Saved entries
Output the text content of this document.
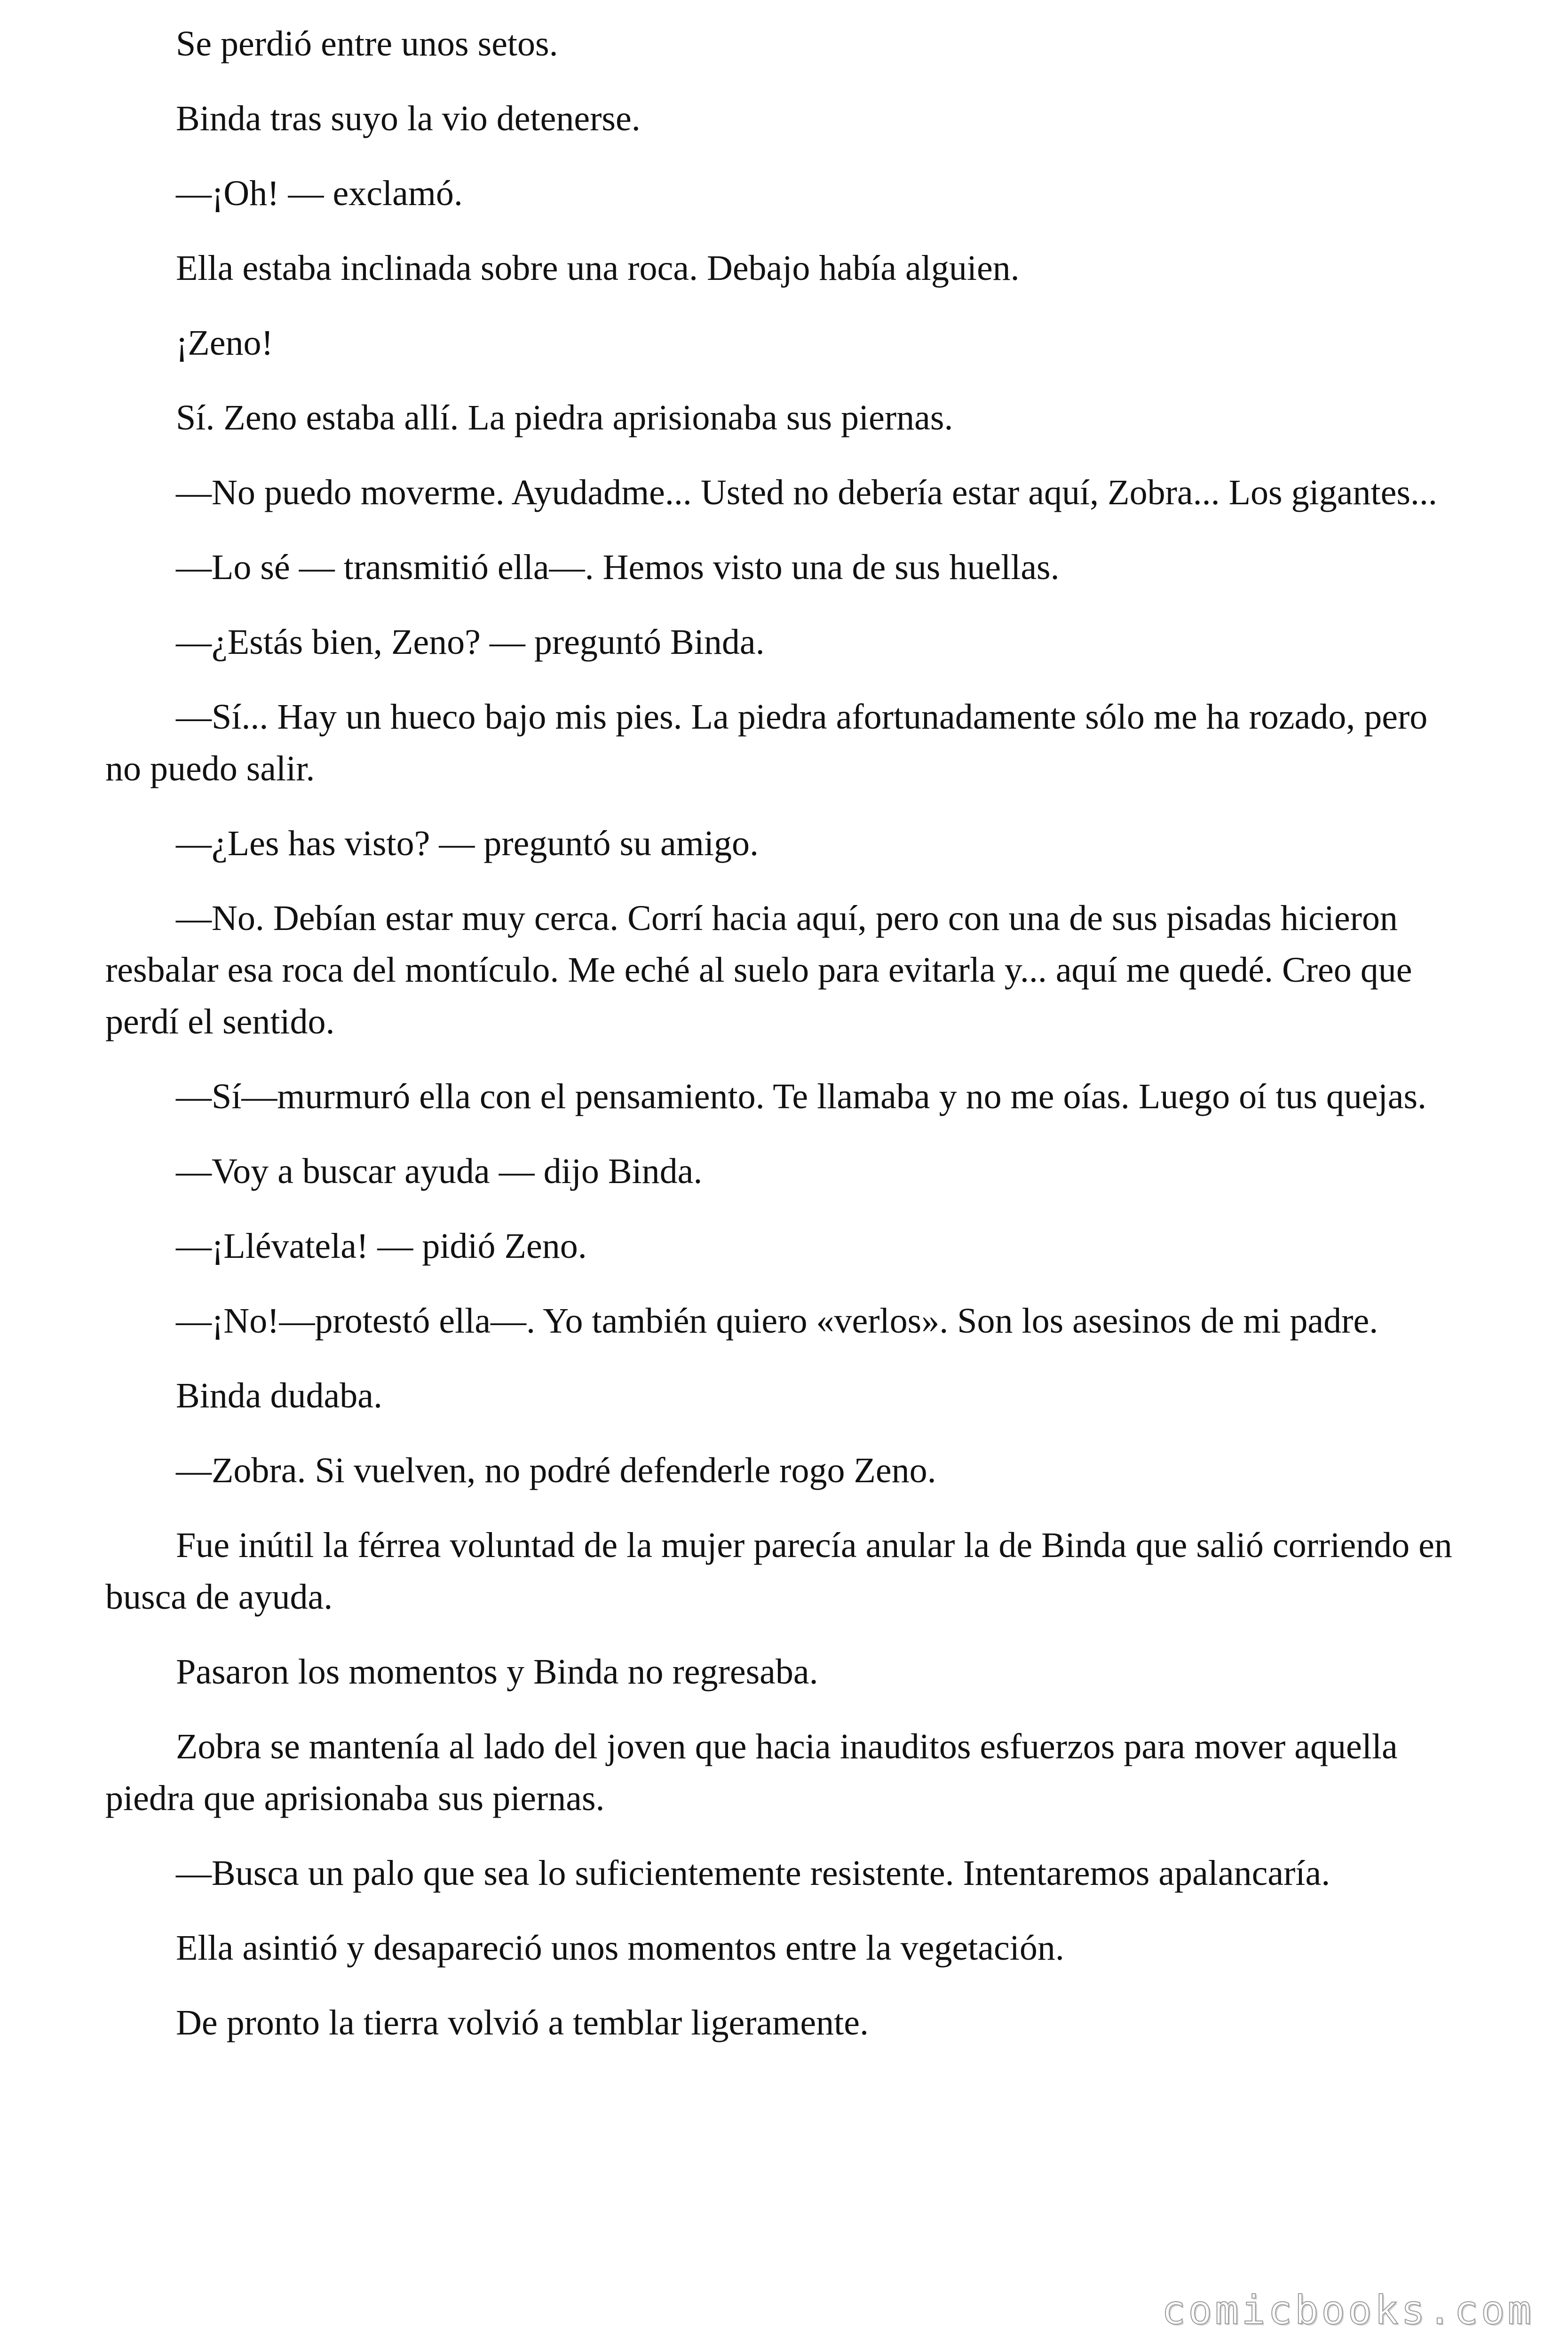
Se perdió entre unos setos.

Binda tras suyo la vio detenerse.

—¡Oh! — exclamó.

Ella estaba inclinada sobre una roca. Debajo había alguien.

¡Zeno!

Sí. Zeno estaba allí. La piedra aprisionaba sus piernas.

—No puedo moverme. Ayudadme... Usted no debería estar aquí, Zobra... Los gigantes...

—Lo sé — transmitió ella—. Hemos visto una de sus huellas.

—¿Estás bien, Zeno? — preguntó Binda.

—Sí... Hay un hueco bajo mis pies. La piedra afortunadamente sólo me ha rozado, pero no puedo salir.

—¿Les has visto? — preguntó su amigo.

—No. Debían estar muy cerca. Corrí hacia aquí, pero con una de sus pisadas hicieron resbalar esa roca del montículo. Me eché al suelo para evitarla y... aquí me quedé. Creo que perdí el sentido.

—Sí—murmuró ella con el pensamiento. Te llamaba y no me oías. Luego oí tus quejas.

—Voy a buscar ayuda — dijo Binda.

—¡Llévatela! — pidió Zeno.

—¡No!—protestó ella—. Yo también quiero «verlos». Son los asesinos de mi padre.

Binda dudaba.

—Zobra. Si vuelven, no podré defenderle rogo Zeno.

Fue inútil la férrea voluntad de la mujer parecía anular la de Binda que salió corriendo en busca de ayuda.

Pasaron los momentos y Binda no regresaba.

Zobra se mantenía al lado del joven que hacia inauditos esfuerzos para mover aquella piedra que aprisionaba sus piernas.

—Busca un palo que sea lo suficientemente resistente. Intentaremos apalancaría.

Ella asintió y desapareció unos momentos entre la vegetación.

De pronto la tierra volvió a temblar ligeramente.

comicbooks.com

## STATED GOAL
Write out the listing above again, exactly, but with no pictures in the copy.

## ANSWER FOR THIS EXERCISE
Output the text content of this document.
Se perdió entre unos setos.

Binda tras suyo la vio detenerse.

—¡Oh! — exclamó.

Ella estaba inclinada sobre una roca. Debajo había alguien.

¡Zeno!

Sí. Zeno estaba allí. La piedra aprisionaba sus piernas.

—No puedo moverme. Ayudadme... Usted no debería estar aquí, Zobra... Los gigantes...

—Lo sé — transmitió ella—. Hemos visto una de sus huellas.

—¿Estás bien, Zeno? — preguntó Binda.

—Sí... Hay un hueco bajo mis pies. La piedra afortunadamente sólo me ha rozado, pero no puedo salir.

—¿Les has visto? — preguntó su amigo.

—No. Debían estar muy cerca. Corrí hacia aquí, pero con una de sus pisadas hicieron resbalar esa roca del montículo. Me eché al suelo para evitarla y... aquí me quedé. Creo que perdí el sentido.

—Sí—murmuró ella con el pensamiento. Te llamaba y no me oías. Luego oí tus quejas.

—Voy a buscar ayuda — dijo Binda.

—¡Llévatela! — pidió Zeno.

—¡No!—protestó ella—. Yo también quiero «verlos». Son los asesinos de mi padre.

Binda dudaba.

—Zobra. Si vuelven, no podré defenderle rogo Zeno.

Fue inútil la férrea voluntad de la mujer parecía anular la de Binda que salió corriendo en busca de ayuda.

Pasaron los momentos y Binda no regresaba.

Zobra se mantenía al lado del joven que hacia inauditos esfuerzos para mover aquella piedra que aprisionaba sus piernas.

—Busca un palo que sea lo suficientemente resistente. Intentaremos apalancaría.

Ella asintió y desapareció unos momentos entre la vegetación.

De pronto la tierra volvió a temblar ligeramente.

comicbooks.com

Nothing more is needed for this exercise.